'''
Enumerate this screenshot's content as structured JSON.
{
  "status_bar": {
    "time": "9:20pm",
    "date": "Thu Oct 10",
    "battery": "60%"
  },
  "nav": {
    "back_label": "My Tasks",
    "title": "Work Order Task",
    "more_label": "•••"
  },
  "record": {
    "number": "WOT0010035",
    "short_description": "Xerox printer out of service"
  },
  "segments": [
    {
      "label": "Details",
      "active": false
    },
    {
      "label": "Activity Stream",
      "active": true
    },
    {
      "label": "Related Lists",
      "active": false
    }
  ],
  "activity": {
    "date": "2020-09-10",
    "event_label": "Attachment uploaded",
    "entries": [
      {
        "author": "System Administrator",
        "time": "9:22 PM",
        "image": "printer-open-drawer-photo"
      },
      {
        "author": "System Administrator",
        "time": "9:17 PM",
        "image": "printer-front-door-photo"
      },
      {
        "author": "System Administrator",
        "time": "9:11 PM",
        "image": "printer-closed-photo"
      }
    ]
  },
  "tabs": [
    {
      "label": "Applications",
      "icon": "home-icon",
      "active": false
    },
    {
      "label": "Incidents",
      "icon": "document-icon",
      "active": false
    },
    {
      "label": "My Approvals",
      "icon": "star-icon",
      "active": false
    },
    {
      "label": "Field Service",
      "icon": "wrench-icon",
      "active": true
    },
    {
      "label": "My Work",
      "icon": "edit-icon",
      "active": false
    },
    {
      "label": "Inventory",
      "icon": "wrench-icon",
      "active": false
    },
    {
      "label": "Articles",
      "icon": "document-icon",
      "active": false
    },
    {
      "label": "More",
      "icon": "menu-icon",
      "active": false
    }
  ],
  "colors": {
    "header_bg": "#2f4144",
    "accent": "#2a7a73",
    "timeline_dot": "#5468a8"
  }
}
'''
AIM OF THE TASK:
Filter the entries and copy out every line with the word "icon".

ANSWER FOR THE TASK:
      "icon": "home-icon",
      "icon": "document-icon",
      "icon": "star-icon",
      "icon": "wrench-icon",
      "icon": "edit-icon",
      "icon": "wrench-icon",
      "icon": "document-icon",
      "icon": "menu-icon",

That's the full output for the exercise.